| Data provided |
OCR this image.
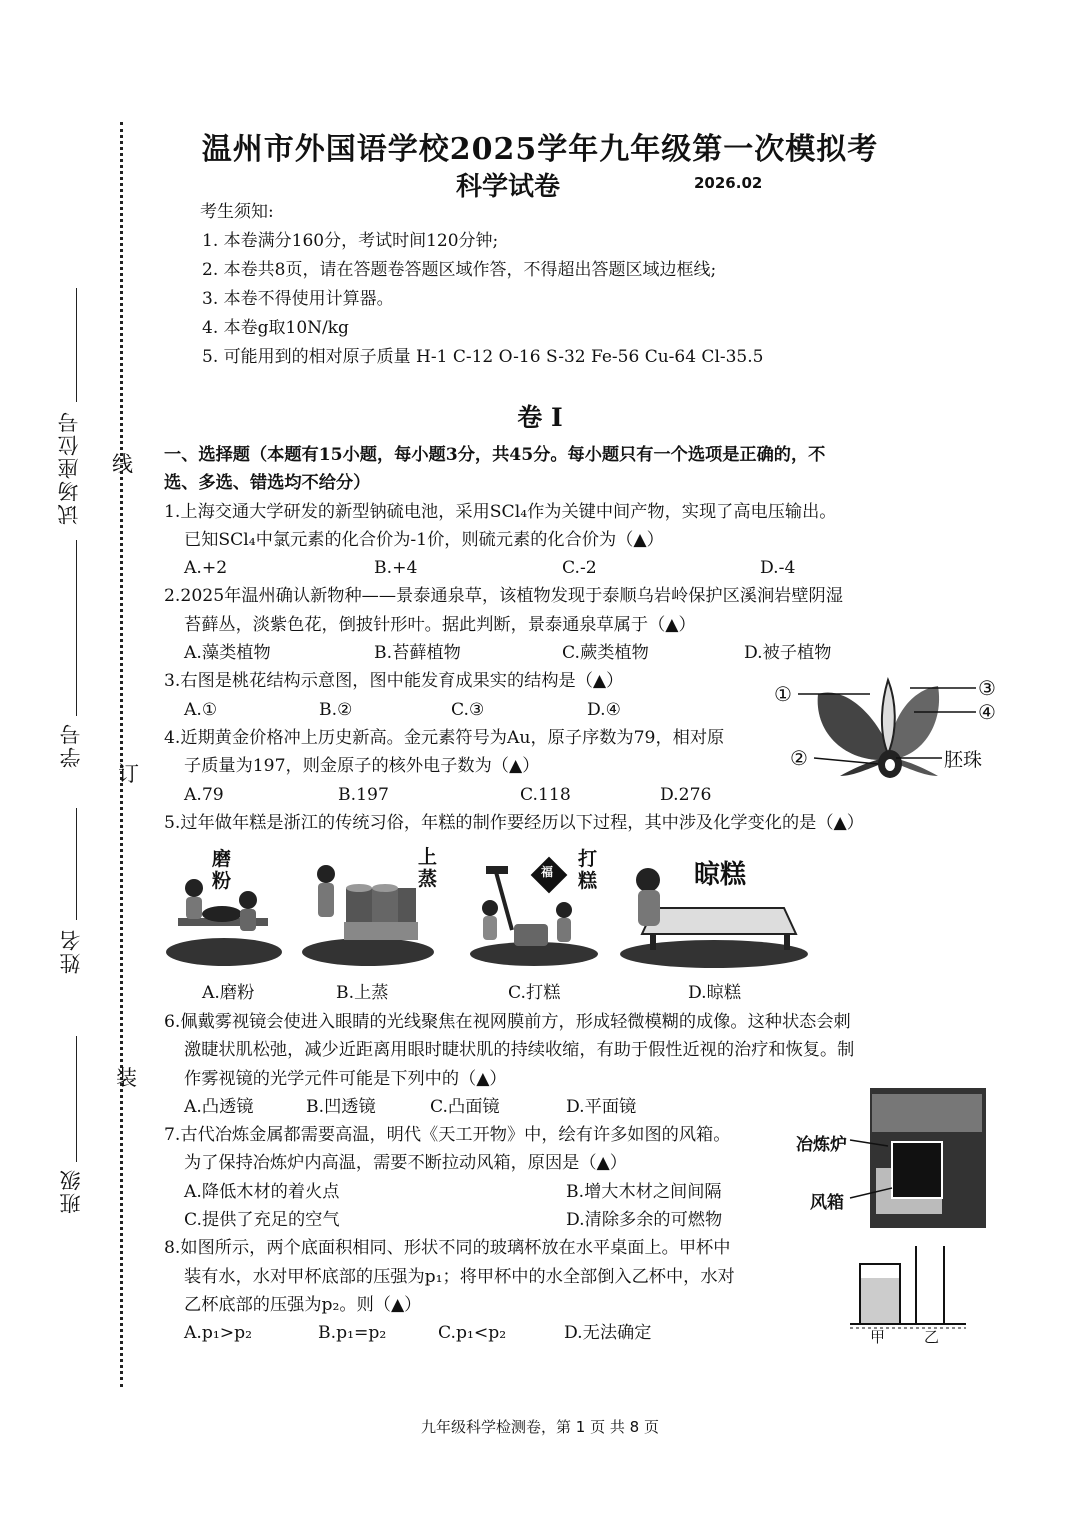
线
订
装
试场座位号
学号
姓名
班级
温州市外国语学校2025学年九年级第一次模拟考
科学试卷	2026.02
考生须知:
1. 本卷满分160分，考试时间120分钟;
2. 本卷共8页，请在答题卷答题区域作答，不得超出答题区域边框线;
3. 本卷不得使用计算器。
4. 本卷g取10N/kg
5. 可能用到的相对原子质量 H-1 C-12 O-16 S-32 Fe-56 Cu-64 Cl-35.5
卷 I
一、选择题（本题有15小题，每小题3分，共45分。每小题只有一个选项是正确的，不
选、多选、错选均不给分）
1.上海交通大学研发的新型钠硫电池，采用SCl₄作为关键中间产物，实现了高电压输出。
已知SCl₄中氯元素的化合价为-1价，则硫元素的化合价为（▲）
A.+2	B.+4	C.-2	D.-4
2.2025年温州确认新物种——景泰通泉草，该植物发现于泰顺乌岩岭保护区溪涧岩壁阴湿
苔藓丛，淡紫色花，倒披针形叶。据此判断，景泰通泉草属于（▲）
A.藻类植物	B.苔藓植物	C.蕨类植物	D.被子植物
3.右图是桃花结构示意图，图中能发育成果实的结构是（▲）
A.①	B.②	C.③	D.④
4.近期黄金价格冲上历史新高。金元素符号为Au，原子序数为79，相对原
子质量为197，则金原子的核外电子数为（▲）
A.79	B.197	C.118	D.276
5.过年做年糕是浙江的传统习俗，年糕的制作要经历以下过程，其中涉及化学变化的是（▲）
磨粉
上蒸	福
打糕	晾糕
A.磨粉	B.上蒸	C.打糕	D.晾糕
6.佩戴雾视镜会使进入眼睛的光线聚焦在视网膜前方，形成轻微模糊的成像。这种状态会刺
激睫状肌松弛，减少近距离用眼时睫状肌的持续收缩，有助于假性近视的治疗和恢复。制
作雾视镜的光学元件可能是下列中的（▲）
A.凸透镜	B.凹透镜	C.凸面镜	D.平面镜
7.古代冶炼金属都需要高温，明代《天工开物》中，绘有许多如图的风箱。
为了保持冶炼炉内高温，需要不断拉动风箱，原因是（▲）
A.降低木材的着火点	B.增大木材之间间隔
C.提供了充足的空气	D.清除多余的可燃物
8.如图所示，两个底面积相同、形状不同的玻璃杯放在水平桌面上。甲杯中
装有水，水对甲杯底部的压强为p₁；将甲杯中的水全部倒入乙杯中，水对
乙杯底部的压强为p₂。则（▲）
A.p₁>p₂	B.p₁=p₂	C.p₁<p₂	D.无法确定
①
②
③
④
胚珠
冶炼炉
风箱
甲	乙
九年级科学检测卷，第 1 页 共 8 页
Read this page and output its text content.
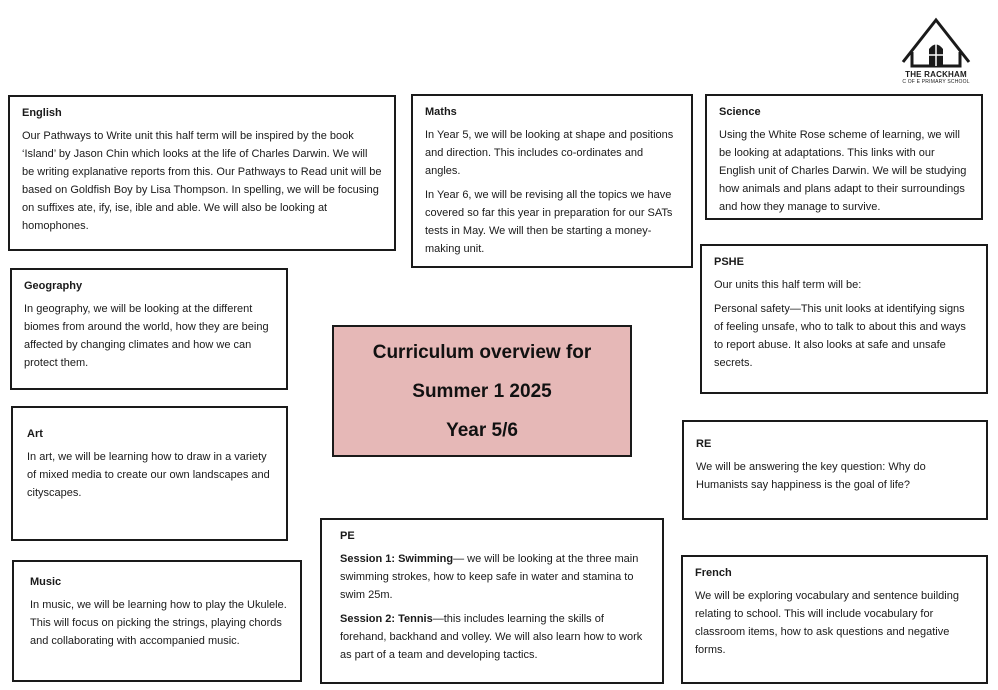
THE RACKHAM
C OF E PRIMARY SCHOOL
English

Our Pathways to Write unit this half term will be inspired by the book ‘Island’ by Jason Chin which looks at the life of Charles Darwin. We will be writing explanative reports from this. Our Pathways to Read unit will be based on Goldfish Boy by Lisa Thompson. In spelling, we will be focusing on suffixes ate, ify, ise, ible and able. We will also be looking at homophones.

Maths

In Year 5, we will be looking at shape and positions and direction. This includes co-ordinates and angles.

In Year 6, we will be revising all the topics we have covered so far this year in preparation for our SATs tests in May. We will then be starting a money-making unit.

Science

Using the White Rose scheme of learning, we will be looking at adaptations. This links with our English unit of Charles Darwin. We will be studying how animals and plans adapt to their surroundings and how they manage to survive.

Geography

In geography, we will be looking at the different biomes from around the world, how they are being affected by changing climates and how we can protect them.

PSHE

Our units this half term will be:

Personal safety—This unit looks at identifying signs of feeling unsafe, who to talk to about this and ways to report abuse. It also looks at safe and unsafe secrets.

Curriculum overview for
Summer 1 2025
Year 5/6
Art

In art, we will be learning how to draw in a variety of mixed media to create our own landscapes and cityscapes.

RE

We will be answering the key question: Why do Humanists say happiness is the goal of life?

PE

Session 1: Swimming— we will be looking at the three main swimming strokes, how to keep safe in water and stamina to swim 25m.

Session 2: Tennis—this includes learning the skills of forehand, backhand and volley. We will also learn how to work as part of a team and developing tactics.

Music

In music, we will be learning how to play the Ukulele. This will focus on picking the strings, playing chords and collaborating with accompanied music.

French

We will be exploring vocabulary and sentence building relating to school. This will include vocabulary for classroom items, how to ask questions and negative forms.
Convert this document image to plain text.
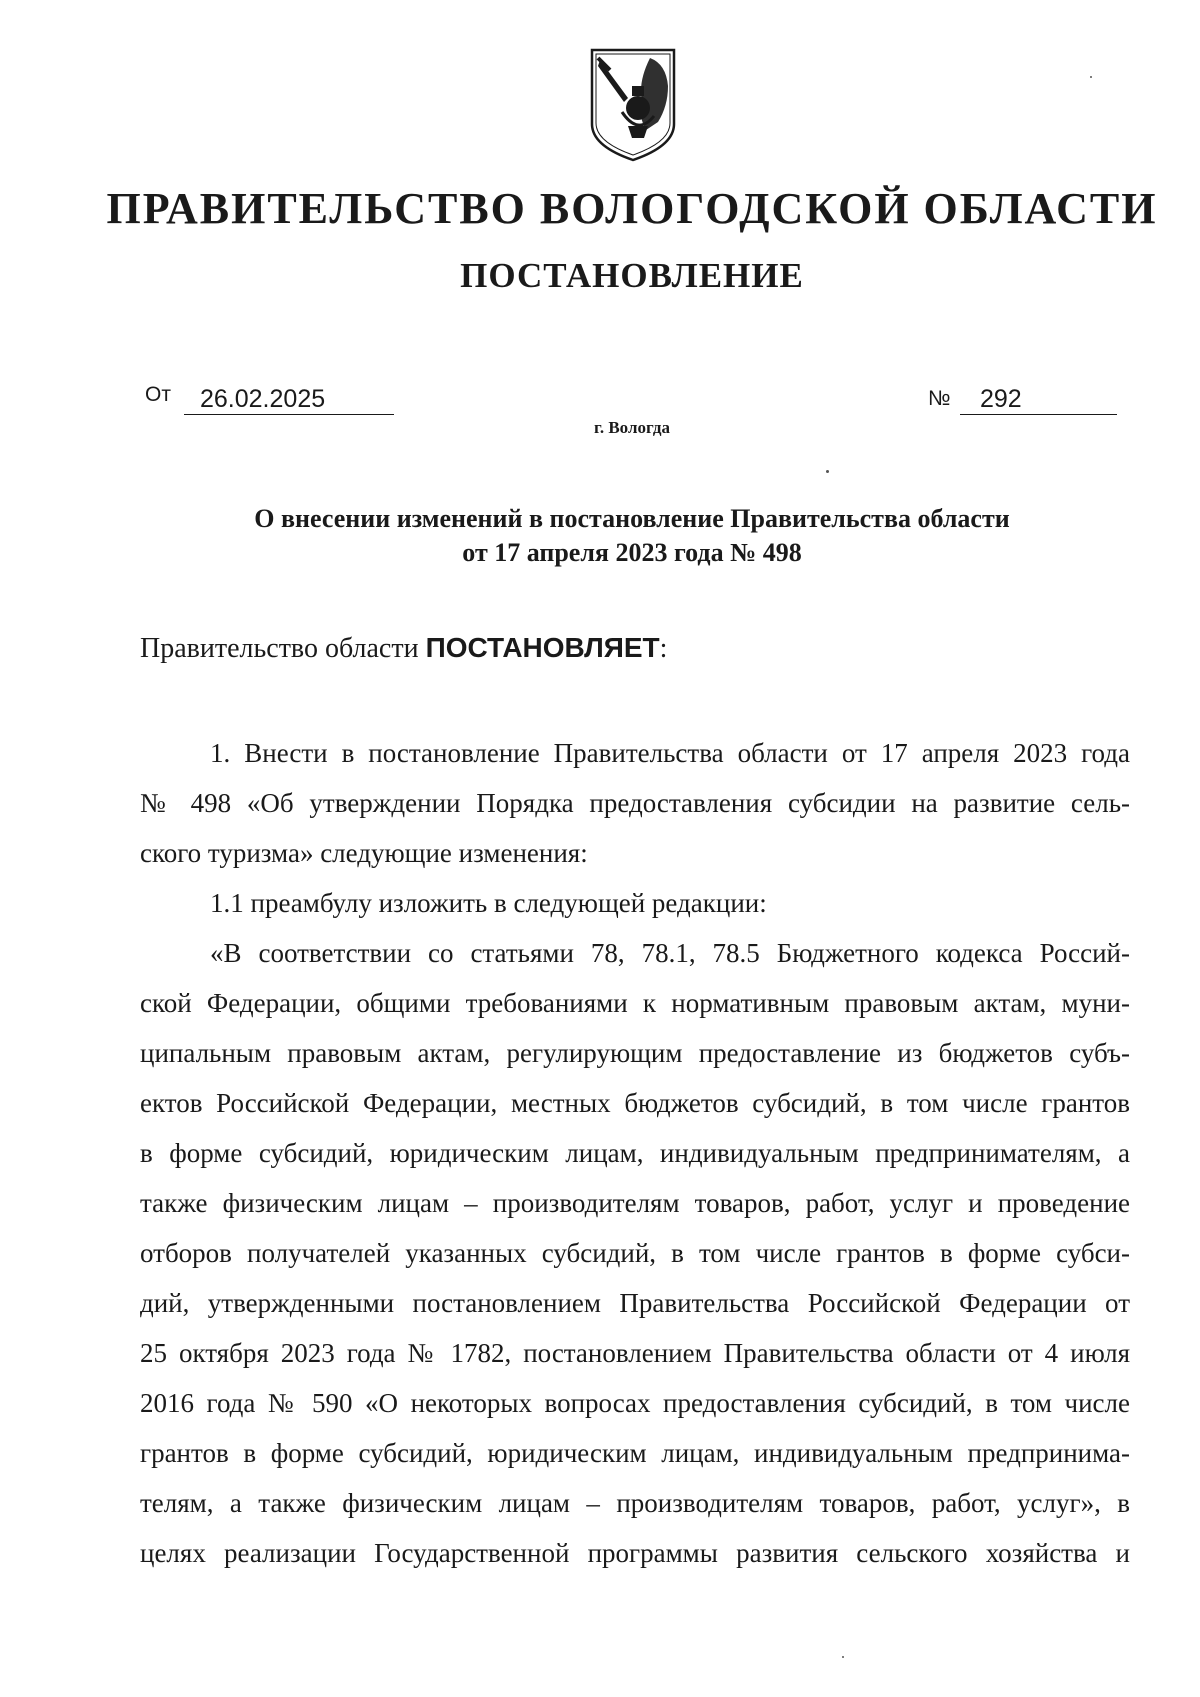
ПРАВИТЕЛЬСТВО ВОЛОГОДСКОЙ ОБЛАСТИ
ПОСТАНОВЛЕНИЕ
От	26.02.2025	№	292
г. Вологда
О внесении изменений в постановление Правительства области
от 17 апреля 2023 года № 498
Правительство области ПОСТАНОВЛЯЕТ:
1. Внести в постановление Правительства области от 17 апреля 2023 года
№ 498 «Об утверждении Порядка предоставления субсидии на развитие сель-
ского туризма» следующие изменения:
1.1 преамбулу изложить в следующей редакции:
«В соответствии со статьями 78, 78.1, 78.5 Бюджетного кодекса Россий-
ской Федерации, общими требованиями к нормативным правовым актам, муни-
ципальным правовым актам, регулирующим предоставление из бюджетов субъ-
ектов Российской Федерации, местных бюджетов субсидий, в том числе грантов
в форме субсидий, юридическим лицам, индивидуальным предпринимателям, а
также физическим лицам – производителям товаров, работ, услуг и проведение
отборов получателей указанных субсидий, в том числе грантов в форме субси-
дий, утвержденными постановлением Правительства Российской Федерации от
25 октября 2023 года № 1782, постановлением Правительства области от 4 июля
2016 года № 590 «О некоторых вопросах предоставления субсидий, в том числе
грантов в форме субсидий, юридическим лицам, индивидуальным предпринима-
телям, а также физическим лицам – производителям товаров, работ, услуг», в
целях реализации Государственной программы развития сельского хозяйства и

| Exercise |
Copy in full each line that holds the word "бюджетов".

| Finished answer |
ципальным правовым актам, регулирующим предоставление из бюджетов субъ-
ектов Российской Федерации, местных бюджетов субсидий, в том числе грантов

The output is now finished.